-- START DATA EXTRACT --

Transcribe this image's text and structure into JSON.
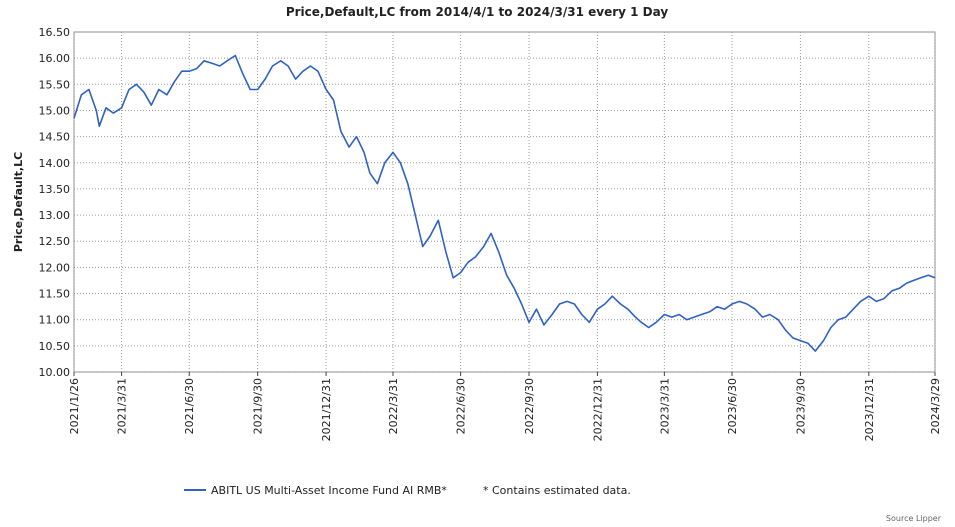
{
  "chart_data": {
    "type": "line",
    "title": "Price,Default,LC from 2014/4/1 to 2024/3/31 every 1 Day",
    "xlabel": "",
    "ylabel": "Price,Default,LC",
    "ylim": [
      10.0,
      16.5
    ],
    "yticks": [
      "10.00",
      "10.50",
      "11.00",
      "11.50",
      "12.00",
      "12.50",
      "13.00",
      "13.50",
      "14.00",
      "14.50",
      "15.00",
      "15.50",
      "16.00",
      "16.50"
    ],
    "xticks": [
      "2021/1/26",
      "2021/3/31",
      "2021/6/30",
      "2021/9/30",
      "2021/12/31",
      "2022/3/31",
      "2022/6/30",
      "2022/9/30",
      "2022/12/31",
      "2023/3/31",
      "2023/6/30",
      "2023/9/30",
      "2023/12/31",
      "2024/3/29"
    ],
    "xlim": [
      "2021/1/26",
      "2024/3/29"
    ],
    "grid": true,
    "series": [
      {
        "name": "ABITL US Multi-Asset Income Fund AI RMB*",
        "color": "#2f62c2",
        "points": [
          [
            "2021/1/26",
            14.85
          ],
          [
            "2021/2/5",
            15.3
          ],
          [
            "2021/2/15",
            15.4
          ],
          [
            "2021/2/25",
            15.0
          ],
          [
            "2021/3/1",
            14.7
          ],
          [
            "2021/3/10",
            15.05
          ],
          [
            "2021/3/20",
            14.95
          ],
          [
            "2021/3/31",
            15.05
          ],
          [
            "2021/4/10",
            15.4
          ],
          [
            "2021/4/20",
            15.5
          ],
          [
            "2021/4/30",
            15.35
          ],
          [
            "2021/5/10",
            15.1
          ],
          [
            "2021/5/20",
            15.4
          ],
          [
            "2021/5/31",
            15.3
          ],
          [
            "2021/6/10",
            15.55
          ],
          [
            "2021/6/20",
            15.75
          ],
          [
            "2021/6/30",
            15.75
          ],
          [
            "2021/7/10",
            15.8
          ],
          [
            "2021/7/20",
            15.95
          ],
          [
            "2021/7/31",
            15.9
          ],
          [
            "2021/8/10",
            15.85
          ],
          [
            "2021/8/20",
            15.95
          ],
          [
            "2021/8/31",
            16.05
          ],
          [
            "2021/9/10",
            15.7
          ],
          [
            "2021/9/20",
            15.4
          ],
          [
            "2021/9/30",
            15.4
          ],
          [
            "2021/10/10",
            15.6
          ],
          [
            "2021/10/20",
            15.85
          ],
          [
            "2021/10/31",
            15.95
          ],
          [
            "2021/11/10",
            15.85
          ],
          [
            "2021/11/20",
            15.6
          ],
          [
            "2021/11/30",
            15.75
          ],
          [
            "2021/12/10",
            15.85
          ],
          [
            "2021/12/20",
            15.75
          ],
          [
            "2021/12/31",
            15.4
          ],
          [
            "2022/1/10",
            15.2
          ],
          [
            "2022/1/20",
            14.6
          ],
          [
            "2022/1/31",
            14.3
          ],
          [
            "2022/2/10",
            14.5
          ],
          [
            "2022/2/20",
            14.2
          ],
          [
            "2022/2/28",
            13.8
          ],
          [
            "2022/3/10",
            13.6
          ],
          [
            "2022/3/20",
            14.0
          ],
          [
            "2022/3/31",
            14.2
          ],
          [
            "2022/4/10",
            14.0
          ],
          [
            "2022/4/20",
            13.6
          ],
          [
            "2022/4/30",
            13.0
          ],
          [
            "2022/5/10",
            12.4
          ],
          [
            "2022/5/20",
            12.6
          ],
          [
            "2022/5/31",
            12.9
          ],
          [
            "2022/6/10",
            12.3
          ],
          [
            "2022/6/20",
            11.8
          ],
          [
            "2022/6/30",
            11.9
          ],
          [
            "2022/7/10",
            12.1
          ],
          [
            "2022/7/20",
            12.2
          ],
          [
            "2022/7/31",
            12.4
          ],
          [
            "2022/8/10",
            12.65
          ],
          [
            "2022/8/20",
            12.3
          ],
          [
            "2022/8/31",
            11.85
          ],
          [
            "2022/9/10",
            11.6
          ],
          [
            "2022/9/20",
            11.3
          ],
          [
            "2022/9/30",
            10.95
          ],
          [
            "2022/10/10",
            11.2
          ],
          [
            "2022/10/20",
            10.9
          ],
          [
            "2022/10/31",
            11.1
          ],
          [
            "2022/11/10",
            11.3
          ],
          [
            "2022/11/20",
            11.35
          ],
          [
            "2022/11/30",
            11.3
          ],
          [
            "2022/12/10",
            11.1
          ],
          [
            "2022/12/20",
            10.95
          ],
          [
            "2022/12/31",
            11.2
          ],
          [
            "2023/1/10",
            11.3
          ],
          [
            "2023/1/20",
            11.45
          ],
          [
            "2023/1/31",
            11.3
          ],
          [
            "2023/2/10",
            11.2
          ],
          [
            "2023/2/20",
            11.05
          ],
          [
            "2023/2/28",
            10.95
          ],
          [
            "2023/3/10",
            10.85
          ],
          [
            "2023/3/20",
            10.95
          ],
          [
            "2023/3/31",
            11.1
          ],
          [
            "2023/4/10",
            11.05
          ],
          [
            "2023/4/20",
            11.1
          ],
          [
            "2023/4/30",
            11.0
          ],
          [
            "2023/5/10",
            11.05
          ],
          [
            "2023/5/20",
            11.1
          ],
          [
            "2023/5/31",
            11.15
          ],
          [
            "2023/6/10",
            11.25
          ],
          [
            "2023/6/20",
            11.2
          ],
          [
            "2023/6/30",
            11.3
          ],
          [
            "2023/7/10",
            11.35
          ],
          [
            "2023/7/20",
            11.3
          ],
          [
            "2023/7/31",
            11.2
          ],
          [
            "2023/8/10",
            11.05
          ],
          [
            "2023/8/20",
            11.1
          ],
          [
            "2023/8/31",
            11.0
          ],
          [
            "2023/9/10",
            10.8
          ],
          [
            "2023/9/20",
            10.65
          ],
          [
            "2023/9/30",
            10.6
          ],
          [
            "2023/10/10",
            10.55
          ],
          [
            "2023/10/20",
            10.4
          ],
          [
            "2023/10/31",
            10.6
          ],
          [
            "2023/11/10",
            10.85
          ],
          [
            "2023/11/20",
            11.0
          ],
          [
            "2023/11/30",
            11.05
          ],
          [
            "2023/12/10",
            11.2
          ],
          [
            "2023/12/20",
            11.35
          ],
          [
            "2023/12/31",
            11.45
          ],
          [
            "2024/1/10",
            11.35
          ],
          [
            "2024/1/20",
            11.4
          ],
          [
            "2024/1/31",
            11.55
          ],
          [
            "2024/2/10",
            11.6
          ],
          [
            "2024/2/20",
            11.7
          ],
          [
            "2024/2/29",
            11.75
          ],
          [
            "2024/3/10",
            11.8
          ],
          [
            "2024/3/20",
            11.85
          ],
          [
            "2024/3/29",
            11.8
          ]
        ]
      }
    ],
    "legend": {
      "placement": "bottom",
      "label": "ABITL US Multi-Asset Income Fund AI RMB*",
      "note": "*  Contains estimated data."
    },
    "source": "Source Lipper"
  }
}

-- END DATA EXTRACT --

■ AIM: Print out the whole of the material word for word, without pictures.

■ FULL RESPONSE:
Transcribe this image's text and structure into JSON.
{
  "chart_data": {
    "type": "line",
    "title": "Price,Default,LC from 2014/4/1 to 2024/3/31 every 1 Day",
    "xlabel": "",
    "ylabel": "Price,Default,LC",
    "ylim": [
      10.0,
      16.5
    ],
    "yticks": [
      "10.00",
      "10.50",
      "11.00",
      "11.50",
      "12.00",
      "12.50",
      "13.00",
      "13.50",
      "14.00",
      "14.50",
      "15.00",
      "15.50",
      "16.00",
      "16.50"
    ],
    "xticks": [
      "2021/1/26",
      "2021/3/31",
      "2021/6/30",
      "2021/9/30",
      "2021/12/31",
      "2022/3/31",
      "2022/6/30",
      "2022/9/30",
      "2022/12/31",
      "2023/3/31",
      "2023/6/30",
      "2023/9/30",
      "2023/12/31",
      "2024/3/29"
    ],
    "xlim": [
      "2021/1/26",
      "2024/3/29"
    ],
    "grid": true,
    "series": [
      {
        "name": "ABITL US Multi-Asset Income Fund AI RMB*",
        "color": "#2f62c2",
        "points": [
          [
            "2021/1/26",
            14.85
          ],
          [
            "2021/2/5",
            15.3
          ],
          [
            "2021/2/15",
            15.4
          ],
          [
            "2021/2/25",
            15.0
          ],
          [
            "2021/3/1",
            14.7
          ],
          [
            "2021/3/10",
            15.05
          ],
          [
            "2021/3/20",
            14.95
          ],
          [
            "2021/3/31",
            15.05
          ],
          [
            "2021/4/10",
            15.4
          ],
          [
            "2021/4/20",
            15.5
          ],
          [
            "2021/4/30",
            15.35
          ],
          [
            "2021/5/10",
            15.1
          ],
          [
            "2021/5/20",
            15.4
          ],
          [
            "2021/5/31",
            15.3
          ],
          [
            "2021/6/10",
            15.55
          ],
          [
            "2021/6/20",
            15.75
          ],
          [
            "2021/6/30",
            15.75
          ],
          [
            "2021/7/10",
            15.8
          ],
          [
            "2021/7/20",
            15.95
          ],
          [
            "2021/7/31",
            15.9
          ],
          [
            "2021/8/10",
            15.85
          ],
          [
            "2021/8/20",
            15.95
          ],
          [
            "2021/8/31",
            16.05
          ],
          [
            "2021/9/10",
            15.7
          ],
          [
            "2021/9/20",
            15.4
          ],
          [
            "2021/9/30",
            15.4
          ],
          [
            "2021/10/10",
            15.6
          ],
          [
            "2021/10/20",
            15.85
          ],
          [
            "2021/10/31",
            15.95
          ],
          [
            "2021/11/10",
            15.85
          ],
          [
            "2021/11/20",
            15.6
          ],
          [
            "2021/11/30",
            15.75
          ],
          [
            "2021/12/10",
            15.85
          ],
          [
            "2021/12/20",
            15.75
          ],
          [
            "2021/12/31",
            15.4
          ],
          [
            "2022/1/10",
            15.2
          ],
          [
            "2022/1/20",
            14.6
          ],
          [
            "2022/1/31",
            14.3
          ],
          [
            "2022/2/10",
            14.5
          ],
          [
            "2022/2/20",
            14.2
          ],
          [
            "2022/2/28",
            13.8
          ],
          [
            "2022/3/10",
            13.6
          ],
          [
            "2022/3/20",
            14.0
          ],
          [
            "2022/3/31",
            14.2
          ],
          [
            "2022/4/10",
            14.0
          ],
          [
            "2022/4/20",
            13.6
          ],
          [
            "2022/4/30",
            13.0
          ],
          [
            "2022/5/10",
            12.4
          ],
          [
            "2022/5/20",
            12.6
          ],
          [
            "2022/5/31",
            12.9
          ],
          [
            "2022/6/10",
            12.3
          ],
          [
            "2022/6/20",
            11.8
          ],
          [
            "2022/6/30",
            11.9
          ],
          [
            "2022/7/10",
            12.1
          ],
          [
            "2022/7/20",
            12.2
          ],
          [
            "2022/7/31",
            12.4
          ],
          [
            "2022/8/10",
            12.65
          ],
          [
            "2022/8/20",
            12.3
          ],
          [
            "2022/8/31",
            11.85
          ],
          [
            "2022/9/10",
            11.6
          ],
          [
            "2022/9/20",
            11.3
          ],
          [
            "2022/9/30",
            10.95
          ],
          [
            "2022/10/10",
            11.2
          ],
          [
            "2022/10/20",
            10.9
          ],
          [
            "2022/10/31",
            11.1
          ],
          [
            "2022/11/10",
            11.3
          ],
          [
            "2022/11/20",
            11.35
          ],
          [
            "2022/11/30",
            11.3
          ],
          [
            "2022/12/10",
            11.1
          ],
          [
            "2022/12/20",
            10.95
          ],
          [
            "2022/12/31",
            11.2
          ],
          [
            "2023/1/10",
            11.3
          ],
          [
            "2023/1/20",
            11.45
          ],
          [
            "2023/1/31",
            11.3
          ],
          [
            "2023/2/10",
            11.2
          ],
          [
            "2023/2/20",
            11.05
          ],
          [
            "2023/2/28",
            10.95
          ],
          [
            "2023/3/10",
            10.85
          ],
          [
            "2023/3/20",
            10.95
          ],
          [
            "2023/3/31",
            11.1
          ],
          [
            "2023/4/10",
            11.05
          ],
          [
            "2023/4/20",
            11.1
          ],
          [
            "2023/4/30",
            11.0
          ],
          [
            "2023/5/10",
            11.05
          ],
          [
            "2023/5/20",
            11.1
          ],
          [
            "2023/5/31",
            11.15
          ],
          [
            "2023/6/10",
            11.25
          ],
          [
            "2023/6/20",
            11.2
          ],
          [
            "2023/6/30",
            11.3
          ],
          [
            "2023/7/10",
            11.35
          ],
          [
            "2023/7/20",
            11.3
          ],
          [
            "2023/7/31",
            11.2
          ],
          [
            "2023/8/10",
            11.05
          ],
          [
            "2023/8/20",
            11.1
          ],
          [
            "2023/8/31",
            11.0
          ],
          [
            "2023/9/10",
            10.8
          ],
          [
            "2023/9/20",
            10.65
          ],
          [
            "2023/9/30",
            10.6
          ],
          [
            "2023/10/10",
            10.55
          ],
          [
            "2023/10/20",
            10.4
          ],
          [
            "2023/10/31",
            10.6
          ],
          [
            "2023/11/10",
            10.85
          ],
          [
            "2023/11/20",
            11.0
          ],
          [
            "2023/11/30",
            11.05
          ],
          [
            "2023/12/10",
            11.2
          ],
          [
            "2023/12/20",
            11.35
          ],
          [
            "2023/12/31",
            11.45
          ],
          [
            "2024/1/10",
            11.35
          ],
          [
            "2024/1/20",
            11.4
          ],
          [
            "2024/1/31",
            11.55
          ],
          [
            "2024/2/10",
            11.6
          ],
          [
            "2024/2/20",
            11.7
          ],
          [
            "2024/2/29",
            11.75
          ],
          [
            "2024/3/10",
            11.8
          ],
          [
            "2024/3/20",
            11.85
          ],
          [
            "2024/3/29",
            11.8
          ]
        ]
      }
    ],
    "legend": {
      "placement": "bottom",
      "label": "ABITL US Multi-Asset Income Fund AI RMB*",
      "note": "*  Contains estimated data."
    },
    "source": "Source Lipper"
  }
}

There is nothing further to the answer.